◆ **WHAT TO PRODUCE**
Can you write out all of the material below, word for word?
* start RECORD EXCERPTS *
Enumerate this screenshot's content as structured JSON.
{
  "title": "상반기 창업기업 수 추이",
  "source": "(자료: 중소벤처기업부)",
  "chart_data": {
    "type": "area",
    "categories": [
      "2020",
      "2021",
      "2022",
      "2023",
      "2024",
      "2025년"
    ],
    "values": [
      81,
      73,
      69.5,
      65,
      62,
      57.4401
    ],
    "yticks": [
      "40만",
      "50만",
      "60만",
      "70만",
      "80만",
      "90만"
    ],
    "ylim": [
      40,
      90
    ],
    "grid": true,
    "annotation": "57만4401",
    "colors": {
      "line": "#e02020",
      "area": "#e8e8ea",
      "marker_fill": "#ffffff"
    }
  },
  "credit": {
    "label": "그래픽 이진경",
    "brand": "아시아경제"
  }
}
* end RECORD EXCERPTS *
◆ **REPLY**
Enumerate this screenshot's content as structured JSON.
{
  "title": "상반기 창업기업 수 추이",
  "source": "(자료: 중소벤처기업부)",
  "chart_data": {
    "type": "area",
    "categories": [
      "2020",
      "2021",
      "2022",
      "2023",
      "2024",
      "2025년"
    ],
    "values": [
      81,
      73,
      69.5,
      65,
      62,
      57.4401
    ],
    "yticks": [
      "40만",
      "50만",
      "60만",
      "70만",
      "80만",
      "90만"
    ],
    "ylim": [
      40,
      90
    ],
    "grid": true,
    "annotation": "57만4401",
    "colors": {
      "line": "#e02020",
      "area": "#e8e8ea",
      "marker_fill": "#ffffff"
    }
  },
  "credit": {
    "label": "그래픽 이진경",
    "brand": "아시아경제"
  }
}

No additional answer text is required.